Data provided:
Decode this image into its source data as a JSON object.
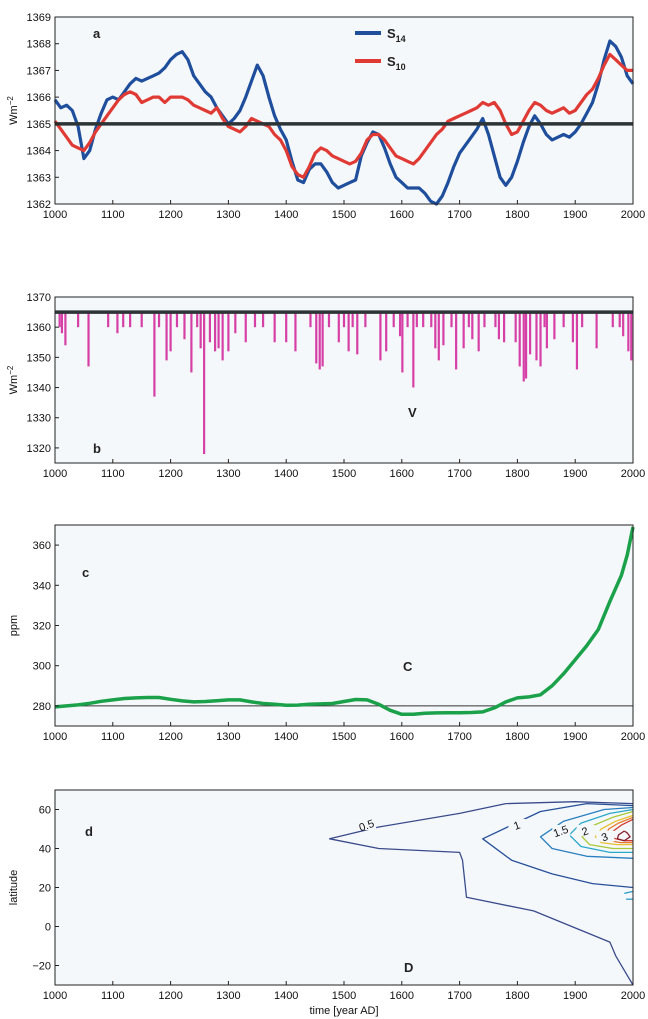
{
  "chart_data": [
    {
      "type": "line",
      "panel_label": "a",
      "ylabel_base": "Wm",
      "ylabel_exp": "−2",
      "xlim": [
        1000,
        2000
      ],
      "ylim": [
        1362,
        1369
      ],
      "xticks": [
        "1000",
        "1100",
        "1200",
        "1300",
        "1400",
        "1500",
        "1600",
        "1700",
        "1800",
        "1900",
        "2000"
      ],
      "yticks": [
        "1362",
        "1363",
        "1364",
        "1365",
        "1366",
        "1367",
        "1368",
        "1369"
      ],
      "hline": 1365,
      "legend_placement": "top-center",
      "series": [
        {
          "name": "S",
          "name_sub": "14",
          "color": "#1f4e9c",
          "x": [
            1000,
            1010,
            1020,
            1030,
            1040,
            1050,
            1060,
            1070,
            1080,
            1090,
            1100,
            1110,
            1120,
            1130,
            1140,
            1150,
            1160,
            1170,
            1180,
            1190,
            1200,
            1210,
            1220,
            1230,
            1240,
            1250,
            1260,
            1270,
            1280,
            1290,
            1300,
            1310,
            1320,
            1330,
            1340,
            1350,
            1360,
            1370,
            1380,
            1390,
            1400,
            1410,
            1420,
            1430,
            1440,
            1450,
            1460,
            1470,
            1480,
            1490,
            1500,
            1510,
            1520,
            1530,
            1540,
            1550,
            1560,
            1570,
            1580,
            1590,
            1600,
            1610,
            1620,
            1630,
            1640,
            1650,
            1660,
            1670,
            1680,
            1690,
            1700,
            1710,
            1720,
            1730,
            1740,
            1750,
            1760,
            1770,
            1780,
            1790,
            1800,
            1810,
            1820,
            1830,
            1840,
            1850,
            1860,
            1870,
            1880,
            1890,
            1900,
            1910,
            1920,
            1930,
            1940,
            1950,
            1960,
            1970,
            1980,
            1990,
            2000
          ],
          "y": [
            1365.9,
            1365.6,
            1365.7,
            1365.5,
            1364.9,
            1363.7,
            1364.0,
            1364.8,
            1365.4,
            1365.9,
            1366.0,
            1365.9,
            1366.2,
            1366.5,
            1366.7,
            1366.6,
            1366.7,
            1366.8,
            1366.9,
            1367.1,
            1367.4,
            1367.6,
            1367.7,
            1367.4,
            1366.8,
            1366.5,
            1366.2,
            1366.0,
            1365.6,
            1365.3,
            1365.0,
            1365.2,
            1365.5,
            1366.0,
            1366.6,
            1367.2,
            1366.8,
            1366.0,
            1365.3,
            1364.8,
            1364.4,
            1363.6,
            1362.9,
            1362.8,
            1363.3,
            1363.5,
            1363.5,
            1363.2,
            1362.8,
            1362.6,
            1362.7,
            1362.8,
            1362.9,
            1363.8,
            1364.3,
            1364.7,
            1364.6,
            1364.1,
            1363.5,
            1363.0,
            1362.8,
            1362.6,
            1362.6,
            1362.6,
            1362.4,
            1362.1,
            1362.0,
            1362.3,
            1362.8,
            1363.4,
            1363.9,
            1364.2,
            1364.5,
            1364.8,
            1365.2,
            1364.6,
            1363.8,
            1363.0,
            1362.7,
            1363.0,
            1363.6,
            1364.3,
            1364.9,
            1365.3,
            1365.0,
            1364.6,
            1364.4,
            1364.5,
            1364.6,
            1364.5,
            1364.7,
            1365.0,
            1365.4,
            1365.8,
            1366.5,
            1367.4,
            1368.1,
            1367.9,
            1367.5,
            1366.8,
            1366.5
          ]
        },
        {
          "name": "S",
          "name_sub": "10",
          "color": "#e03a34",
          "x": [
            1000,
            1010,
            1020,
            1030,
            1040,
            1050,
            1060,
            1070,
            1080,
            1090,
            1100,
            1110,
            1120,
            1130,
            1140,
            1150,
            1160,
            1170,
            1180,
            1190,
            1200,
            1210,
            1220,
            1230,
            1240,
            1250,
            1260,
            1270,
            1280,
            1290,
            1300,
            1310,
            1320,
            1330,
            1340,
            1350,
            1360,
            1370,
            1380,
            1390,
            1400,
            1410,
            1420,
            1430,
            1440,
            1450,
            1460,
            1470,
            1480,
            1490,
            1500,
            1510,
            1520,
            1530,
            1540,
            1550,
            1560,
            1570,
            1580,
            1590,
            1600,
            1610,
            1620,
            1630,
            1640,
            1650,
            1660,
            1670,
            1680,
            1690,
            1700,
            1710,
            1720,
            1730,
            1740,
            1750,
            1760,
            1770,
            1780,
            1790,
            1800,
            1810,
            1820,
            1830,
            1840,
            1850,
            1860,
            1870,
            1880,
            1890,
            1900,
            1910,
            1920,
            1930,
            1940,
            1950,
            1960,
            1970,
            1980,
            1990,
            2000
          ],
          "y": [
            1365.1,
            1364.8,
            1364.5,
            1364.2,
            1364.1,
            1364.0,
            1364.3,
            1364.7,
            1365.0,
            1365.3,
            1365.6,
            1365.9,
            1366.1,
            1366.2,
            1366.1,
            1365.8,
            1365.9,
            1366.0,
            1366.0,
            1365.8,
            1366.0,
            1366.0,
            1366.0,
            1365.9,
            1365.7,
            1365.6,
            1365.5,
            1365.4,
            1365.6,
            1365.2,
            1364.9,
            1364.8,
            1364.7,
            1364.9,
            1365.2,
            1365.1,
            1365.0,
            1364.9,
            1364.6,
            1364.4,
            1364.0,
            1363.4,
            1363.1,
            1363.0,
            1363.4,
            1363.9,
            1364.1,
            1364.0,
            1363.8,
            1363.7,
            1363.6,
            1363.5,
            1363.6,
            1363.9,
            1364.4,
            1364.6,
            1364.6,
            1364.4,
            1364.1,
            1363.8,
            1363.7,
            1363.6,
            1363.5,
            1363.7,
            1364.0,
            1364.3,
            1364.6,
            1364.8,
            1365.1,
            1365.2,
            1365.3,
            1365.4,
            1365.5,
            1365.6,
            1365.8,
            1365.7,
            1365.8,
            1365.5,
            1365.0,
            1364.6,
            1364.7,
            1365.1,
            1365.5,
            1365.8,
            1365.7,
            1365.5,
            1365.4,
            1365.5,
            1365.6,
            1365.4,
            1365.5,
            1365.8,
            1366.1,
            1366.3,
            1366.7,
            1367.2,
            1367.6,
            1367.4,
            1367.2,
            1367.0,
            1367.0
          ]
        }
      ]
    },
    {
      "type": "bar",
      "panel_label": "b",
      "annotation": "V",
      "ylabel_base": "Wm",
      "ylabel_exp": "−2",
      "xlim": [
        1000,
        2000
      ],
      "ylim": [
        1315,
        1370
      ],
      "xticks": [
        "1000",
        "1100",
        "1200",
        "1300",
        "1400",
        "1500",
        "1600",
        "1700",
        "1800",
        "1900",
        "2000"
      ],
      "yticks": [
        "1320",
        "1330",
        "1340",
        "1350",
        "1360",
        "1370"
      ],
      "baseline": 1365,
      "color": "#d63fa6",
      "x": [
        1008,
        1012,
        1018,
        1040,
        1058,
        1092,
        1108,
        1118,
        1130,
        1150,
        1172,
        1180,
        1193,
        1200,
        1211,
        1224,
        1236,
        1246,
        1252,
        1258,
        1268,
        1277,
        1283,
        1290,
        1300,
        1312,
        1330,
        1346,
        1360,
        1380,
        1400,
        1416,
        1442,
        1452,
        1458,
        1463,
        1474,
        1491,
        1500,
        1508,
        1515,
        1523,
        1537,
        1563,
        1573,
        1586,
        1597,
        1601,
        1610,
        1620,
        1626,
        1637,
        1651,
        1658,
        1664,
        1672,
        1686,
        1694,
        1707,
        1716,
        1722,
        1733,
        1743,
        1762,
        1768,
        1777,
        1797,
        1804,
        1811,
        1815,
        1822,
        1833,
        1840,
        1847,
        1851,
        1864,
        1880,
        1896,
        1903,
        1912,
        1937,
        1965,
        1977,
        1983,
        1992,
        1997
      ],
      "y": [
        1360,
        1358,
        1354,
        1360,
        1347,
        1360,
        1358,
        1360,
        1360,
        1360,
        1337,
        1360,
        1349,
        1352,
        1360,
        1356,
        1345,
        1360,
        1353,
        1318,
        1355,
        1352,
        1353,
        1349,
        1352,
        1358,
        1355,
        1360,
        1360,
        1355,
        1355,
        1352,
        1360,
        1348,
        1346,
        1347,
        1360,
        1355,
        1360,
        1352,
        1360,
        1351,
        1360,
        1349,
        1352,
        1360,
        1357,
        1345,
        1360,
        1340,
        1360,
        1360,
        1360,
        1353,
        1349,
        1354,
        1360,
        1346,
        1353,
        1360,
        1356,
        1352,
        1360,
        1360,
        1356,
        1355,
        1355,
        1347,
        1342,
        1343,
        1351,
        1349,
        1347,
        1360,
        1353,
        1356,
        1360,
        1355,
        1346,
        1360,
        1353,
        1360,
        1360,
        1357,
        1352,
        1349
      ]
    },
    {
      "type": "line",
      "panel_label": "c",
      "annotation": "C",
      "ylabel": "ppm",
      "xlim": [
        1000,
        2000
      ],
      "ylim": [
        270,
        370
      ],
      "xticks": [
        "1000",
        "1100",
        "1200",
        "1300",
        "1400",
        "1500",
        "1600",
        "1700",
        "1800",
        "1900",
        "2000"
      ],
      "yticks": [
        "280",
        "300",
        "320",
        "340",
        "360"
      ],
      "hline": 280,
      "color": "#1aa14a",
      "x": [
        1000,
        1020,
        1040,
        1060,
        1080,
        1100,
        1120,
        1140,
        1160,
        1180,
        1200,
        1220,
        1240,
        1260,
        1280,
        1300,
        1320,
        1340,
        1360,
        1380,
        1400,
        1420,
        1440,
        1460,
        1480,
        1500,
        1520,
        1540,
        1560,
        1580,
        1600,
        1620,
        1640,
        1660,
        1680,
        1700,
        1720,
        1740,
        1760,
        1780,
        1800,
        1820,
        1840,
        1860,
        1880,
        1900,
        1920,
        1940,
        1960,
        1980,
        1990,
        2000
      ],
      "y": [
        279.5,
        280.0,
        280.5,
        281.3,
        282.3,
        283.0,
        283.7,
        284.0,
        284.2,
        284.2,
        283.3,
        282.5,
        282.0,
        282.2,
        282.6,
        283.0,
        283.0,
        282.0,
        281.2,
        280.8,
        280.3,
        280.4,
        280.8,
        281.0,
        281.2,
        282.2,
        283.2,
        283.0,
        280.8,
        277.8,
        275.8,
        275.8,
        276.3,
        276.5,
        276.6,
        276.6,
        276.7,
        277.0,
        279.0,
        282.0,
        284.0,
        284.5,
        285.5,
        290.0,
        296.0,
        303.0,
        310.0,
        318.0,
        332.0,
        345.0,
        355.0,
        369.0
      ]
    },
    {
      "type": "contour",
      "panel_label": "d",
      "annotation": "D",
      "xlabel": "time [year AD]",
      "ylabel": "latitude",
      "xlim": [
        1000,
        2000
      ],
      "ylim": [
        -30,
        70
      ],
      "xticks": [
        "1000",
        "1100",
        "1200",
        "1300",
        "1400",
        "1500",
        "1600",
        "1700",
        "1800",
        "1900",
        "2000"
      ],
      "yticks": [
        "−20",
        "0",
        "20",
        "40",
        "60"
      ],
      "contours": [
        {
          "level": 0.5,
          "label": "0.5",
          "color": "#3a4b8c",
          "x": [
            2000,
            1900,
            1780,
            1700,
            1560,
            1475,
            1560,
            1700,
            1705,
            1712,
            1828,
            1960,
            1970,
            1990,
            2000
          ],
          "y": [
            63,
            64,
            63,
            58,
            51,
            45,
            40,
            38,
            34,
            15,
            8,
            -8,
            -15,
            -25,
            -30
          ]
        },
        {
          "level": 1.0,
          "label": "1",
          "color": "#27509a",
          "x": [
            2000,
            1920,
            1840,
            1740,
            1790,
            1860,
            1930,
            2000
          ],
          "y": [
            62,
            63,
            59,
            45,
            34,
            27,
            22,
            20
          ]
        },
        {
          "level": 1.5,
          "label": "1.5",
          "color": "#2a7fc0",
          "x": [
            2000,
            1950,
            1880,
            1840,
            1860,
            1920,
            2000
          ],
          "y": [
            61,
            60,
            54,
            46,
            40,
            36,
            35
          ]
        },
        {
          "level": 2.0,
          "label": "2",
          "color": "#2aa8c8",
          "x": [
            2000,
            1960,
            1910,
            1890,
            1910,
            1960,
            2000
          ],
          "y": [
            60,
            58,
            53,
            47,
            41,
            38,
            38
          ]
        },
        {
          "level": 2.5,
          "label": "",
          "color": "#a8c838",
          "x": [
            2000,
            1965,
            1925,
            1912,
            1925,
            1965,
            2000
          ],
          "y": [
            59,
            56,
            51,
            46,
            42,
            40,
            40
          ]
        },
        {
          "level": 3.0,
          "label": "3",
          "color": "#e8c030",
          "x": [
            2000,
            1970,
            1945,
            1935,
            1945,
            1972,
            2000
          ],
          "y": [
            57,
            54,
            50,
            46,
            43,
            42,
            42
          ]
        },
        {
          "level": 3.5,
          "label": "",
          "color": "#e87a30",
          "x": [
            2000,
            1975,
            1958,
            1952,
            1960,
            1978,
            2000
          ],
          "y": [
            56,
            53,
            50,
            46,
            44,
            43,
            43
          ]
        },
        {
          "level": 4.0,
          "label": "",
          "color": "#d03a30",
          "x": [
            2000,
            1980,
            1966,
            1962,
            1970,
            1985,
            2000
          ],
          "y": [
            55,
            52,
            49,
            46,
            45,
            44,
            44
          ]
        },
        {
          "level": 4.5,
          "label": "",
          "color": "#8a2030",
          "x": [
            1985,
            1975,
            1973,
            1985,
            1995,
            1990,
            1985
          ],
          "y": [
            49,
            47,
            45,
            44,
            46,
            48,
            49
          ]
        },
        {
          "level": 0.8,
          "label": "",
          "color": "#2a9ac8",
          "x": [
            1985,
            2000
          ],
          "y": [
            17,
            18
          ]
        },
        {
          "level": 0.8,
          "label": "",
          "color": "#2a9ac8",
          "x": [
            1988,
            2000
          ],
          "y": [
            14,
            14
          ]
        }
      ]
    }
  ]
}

Exercise: Copy all lines from the material that include "level".

Final result:
          "level": 0.5,
          "level": 1.0,
          "level": 1.5,
          "level": 2.0,
          "level": 2.5,
          "level": 3.0,
          "level": 3.5,
          "level": 4.0,
          "level": 4.5,
          "level": 0.8,
          "level": 0.8,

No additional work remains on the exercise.